Pick out every line in the material below that contains the string "gusta", and copy each one in full.

***

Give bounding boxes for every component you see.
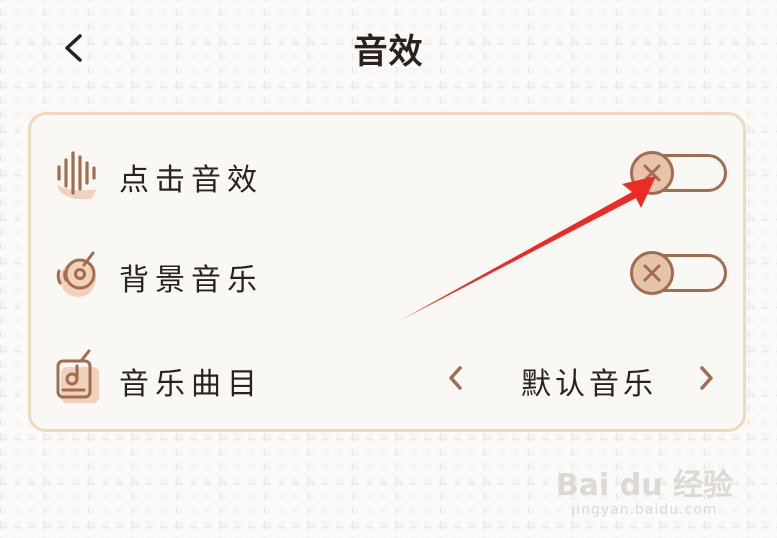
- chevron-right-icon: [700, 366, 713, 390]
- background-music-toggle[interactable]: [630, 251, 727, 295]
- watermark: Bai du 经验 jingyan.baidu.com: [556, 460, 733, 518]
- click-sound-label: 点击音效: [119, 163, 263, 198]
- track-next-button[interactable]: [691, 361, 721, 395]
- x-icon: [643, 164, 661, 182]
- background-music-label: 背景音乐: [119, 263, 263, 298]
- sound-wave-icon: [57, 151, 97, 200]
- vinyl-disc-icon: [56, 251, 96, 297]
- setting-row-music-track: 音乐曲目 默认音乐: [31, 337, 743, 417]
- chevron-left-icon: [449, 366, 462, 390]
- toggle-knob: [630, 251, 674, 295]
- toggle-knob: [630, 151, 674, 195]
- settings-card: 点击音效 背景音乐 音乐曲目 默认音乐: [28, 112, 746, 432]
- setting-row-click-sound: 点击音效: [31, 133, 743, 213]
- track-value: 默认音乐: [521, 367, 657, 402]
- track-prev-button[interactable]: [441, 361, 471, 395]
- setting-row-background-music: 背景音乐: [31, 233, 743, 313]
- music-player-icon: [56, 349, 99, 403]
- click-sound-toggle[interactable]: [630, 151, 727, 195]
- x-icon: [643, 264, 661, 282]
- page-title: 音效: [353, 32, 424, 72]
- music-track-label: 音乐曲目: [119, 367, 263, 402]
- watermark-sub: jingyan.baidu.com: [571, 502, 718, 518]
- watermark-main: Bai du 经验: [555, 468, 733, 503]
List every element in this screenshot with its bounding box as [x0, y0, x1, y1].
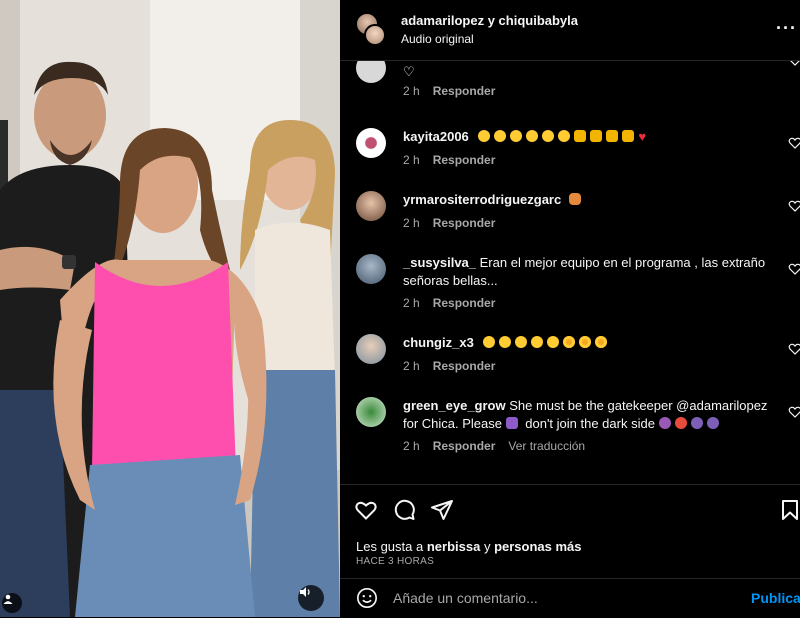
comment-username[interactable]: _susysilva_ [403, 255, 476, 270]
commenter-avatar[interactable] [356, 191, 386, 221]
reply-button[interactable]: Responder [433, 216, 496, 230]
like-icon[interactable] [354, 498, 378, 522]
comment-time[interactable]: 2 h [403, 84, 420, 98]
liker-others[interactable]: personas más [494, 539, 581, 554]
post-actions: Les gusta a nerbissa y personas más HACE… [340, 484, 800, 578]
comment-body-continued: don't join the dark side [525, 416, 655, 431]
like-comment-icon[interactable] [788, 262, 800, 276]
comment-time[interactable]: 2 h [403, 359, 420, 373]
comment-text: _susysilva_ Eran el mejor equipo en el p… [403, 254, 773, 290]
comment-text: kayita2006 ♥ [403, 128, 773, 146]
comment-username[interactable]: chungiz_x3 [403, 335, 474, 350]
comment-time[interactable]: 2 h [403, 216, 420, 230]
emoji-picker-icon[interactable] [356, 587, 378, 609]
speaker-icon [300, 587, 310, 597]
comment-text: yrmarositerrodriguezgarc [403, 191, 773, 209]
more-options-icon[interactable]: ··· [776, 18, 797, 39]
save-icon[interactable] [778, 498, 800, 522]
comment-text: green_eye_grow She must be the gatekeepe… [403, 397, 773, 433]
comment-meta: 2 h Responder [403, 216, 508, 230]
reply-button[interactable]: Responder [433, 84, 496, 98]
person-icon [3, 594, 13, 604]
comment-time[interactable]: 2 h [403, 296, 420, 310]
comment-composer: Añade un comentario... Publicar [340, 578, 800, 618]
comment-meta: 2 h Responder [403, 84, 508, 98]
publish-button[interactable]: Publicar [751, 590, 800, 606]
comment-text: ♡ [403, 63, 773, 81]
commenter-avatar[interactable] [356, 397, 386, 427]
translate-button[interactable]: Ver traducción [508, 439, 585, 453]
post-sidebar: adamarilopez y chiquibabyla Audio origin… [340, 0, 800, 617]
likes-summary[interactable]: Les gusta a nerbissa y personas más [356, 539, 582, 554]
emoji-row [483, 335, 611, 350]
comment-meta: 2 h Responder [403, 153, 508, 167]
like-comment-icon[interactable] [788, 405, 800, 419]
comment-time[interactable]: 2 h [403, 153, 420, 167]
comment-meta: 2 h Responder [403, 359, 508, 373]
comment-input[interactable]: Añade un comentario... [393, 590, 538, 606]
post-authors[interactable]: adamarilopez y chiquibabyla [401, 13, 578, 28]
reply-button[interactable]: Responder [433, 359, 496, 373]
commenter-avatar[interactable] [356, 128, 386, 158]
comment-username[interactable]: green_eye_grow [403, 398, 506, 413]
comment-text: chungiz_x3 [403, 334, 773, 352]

***

• _Output for this exercise_:
post-actions: Les gusta a nerbissa y personas más HACE… [340, 484, 800, 578]
likes-summary[interactable]: Les gusta a nerbissa y personas más [356, 539, 582, 554]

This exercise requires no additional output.